→ DIRECTIONS:
- 1) In the C# interview guide, list the three features that the sentence beginning "C# also supports features like" says C# supports.
- 2) Print the C# interview guide from "One of the notable" up to and including "likely to encounter.".
- 3) Render this sentence from the C# interview guide in Spanish: "Stepping into a C# interview can be a unique experience."

→ PASSAGE SHOWN:
════════════════════

With C# being one of the most popular languages for developing Windows desktop applications and games, the demand for skilled C# developers is high. It’s the fourth most in-demand language in job posts that explicitly require specific programming language skills. And employers are becoming increasingly thorough with their interviewing process. The coding interview is your chance to shine. Hence, it’s crucial not just to know C# but also to be able to apply the concepts under the constraints of an interview.

In this guide, you will find key C# interview questions that range from intermediate to advanced levels. These questions are designed to test a variety of your C# skills, with each one focusing on a different aspect of the language. By the time you’re done with this guide, you’ll not only have a deeper understanding of C#, but also be well prepared to handle even the toughest C# interview questions.

Understanding C# Programming

C#  — pronounced “C-Sharp” — is a modern, general-purpose programming language developed by Microsoft as part of its .NET initiative. As a language, C# is object-oriented, statically typed, and built on the syntax and semantics of C and C++, making it familiar and relatively easy to learn for anyone with a background in these languages.

Why does C# matter, you ask? Well, it’s all about its power and versatility. C# is the go-to language for developing Windows desktop applications and games, thanks to the powerful .NET framework that supports it. From creating sophisticated user interfaces to handling complex business logic, C# provides developers with the tools they need to build robust and scalable applications.

One of the notable features of C# is its strong type system, which reduces runtime errors and improves code maintainability. C# also supports features like automatic garbage collection, exception handling, and LINQ (Language Integrated Query) that can make your code cleaner and more efficient.

Additionally, the rise of Unity, a popular game engine that uses C#, has bolstered the demand for C# developers in the gaming industry. As the language continues to evolve, so too do the opportunities for those who master it.

What a C# Interview Looks Like

Stepping into a C# interview can be a unique experience. While every company has its own interviewing style, there are some common patterns you’re likely to encounter.

In a typical C# interview, expect a blend of conceptual, problem-solving, and coding questions. The conceptual questions test your theoretical knowledge and understanding of C# and its surrounding ecosystem (.NET, ASP.NET, etc.). For instance, you might be asked to explain the difference between a struct and a class in C#, or describe how garbage collection works in the .NET runtime.

════════════════════

Excerpts from a layout annotation set:
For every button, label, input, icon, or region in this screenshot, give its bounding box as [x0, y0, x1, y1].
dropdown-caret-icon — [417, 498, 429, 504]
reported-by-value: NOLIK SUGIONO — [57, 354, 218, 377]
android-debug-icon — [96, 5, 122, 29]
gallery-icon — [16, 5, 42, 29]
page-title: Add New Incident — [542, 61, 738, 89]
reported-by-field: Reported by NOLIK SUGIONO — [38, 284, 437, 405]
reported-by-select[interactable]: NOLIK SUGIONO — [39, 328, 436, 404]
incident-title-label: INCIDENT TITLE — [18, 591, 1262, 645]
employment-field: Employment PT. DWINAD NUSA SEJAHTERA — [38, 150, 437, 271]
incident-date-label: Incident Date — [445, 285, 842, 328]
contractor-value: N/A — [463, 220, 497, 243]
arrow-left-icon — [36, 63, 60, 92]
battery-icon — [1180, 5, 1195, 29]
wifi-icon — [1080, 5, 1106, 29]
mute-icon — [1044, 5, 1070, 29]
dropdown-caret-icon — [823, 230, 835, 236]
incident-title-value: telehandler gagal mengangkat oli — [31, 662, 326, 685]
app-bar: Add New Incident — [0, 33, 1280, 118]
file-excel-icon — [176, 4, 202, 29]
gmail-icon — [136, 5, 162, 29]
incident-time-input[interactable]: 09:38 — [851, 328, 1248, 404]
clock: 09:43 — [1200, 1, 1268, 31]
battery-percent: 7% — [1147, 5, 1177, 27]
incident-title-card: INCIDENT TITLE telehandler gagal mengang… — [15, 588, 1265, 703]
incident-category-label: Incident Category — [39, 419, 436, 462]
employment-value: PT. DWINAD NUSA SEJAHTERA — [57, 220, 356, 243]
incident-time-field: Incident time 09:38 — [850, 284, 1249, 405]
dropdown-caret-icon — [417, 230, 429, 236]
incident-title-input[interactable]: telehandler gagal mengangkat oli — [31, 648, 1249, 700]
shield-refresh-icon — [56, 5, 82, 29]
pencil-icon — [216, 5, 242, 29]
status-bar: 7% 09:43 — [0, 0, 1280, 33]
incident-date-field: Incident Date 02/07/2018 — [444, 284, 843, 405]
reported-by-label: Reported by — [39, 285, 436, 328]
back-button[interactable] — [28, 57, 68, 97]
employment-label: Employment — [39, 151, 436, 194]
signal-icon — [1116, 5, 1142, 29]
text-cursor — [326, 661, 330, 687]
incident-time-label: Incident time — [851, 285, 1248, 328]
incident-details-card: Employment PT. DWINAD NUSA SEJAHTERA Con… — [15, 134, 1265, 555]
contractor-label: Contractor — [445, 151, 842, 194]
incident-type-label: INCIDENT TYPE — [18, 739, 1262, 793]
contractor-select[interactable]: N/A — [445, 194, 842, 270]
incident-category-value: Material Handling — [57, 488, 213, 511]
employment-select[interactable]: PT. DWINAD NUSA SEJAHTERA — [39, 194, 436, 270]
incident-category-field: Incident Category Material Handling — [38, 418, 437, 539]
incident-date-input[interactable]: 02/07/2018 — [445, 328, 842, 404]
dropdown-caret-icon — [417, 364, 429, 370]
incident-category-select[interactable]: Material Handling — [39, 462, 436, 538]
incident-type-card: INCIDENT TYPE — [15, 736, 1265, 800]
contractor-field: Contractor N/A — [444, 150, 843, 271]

════════════════════

→ RESULTS IN ORDER:
- 1) automatic garbage collection; exception handling; LINQ (Language Integrated Query)

- 2)
One of the notable features of C# is its strong type system, which reduces runtime errors and improves code maintainability. C# also supports features like automatic garbage collection, exception handling, and LINQ (Language Integrated Query) that can make your code cleaner and more efficient.

Additionally, the rise of Unity, a popular game engine that uses C#, has bolstered the demand for C# developers in the gaming industry. As the language continues to evolve, so too do the opportunities for those who master it.

What a C# Interview Looks Like

Stepping into a C# interview can be a unique experience. While every company has its own interviewing style, there are some common patterns you’re likely to encounter.

- 3) Entrar en una entrevista de C# puede ser una experiencia única.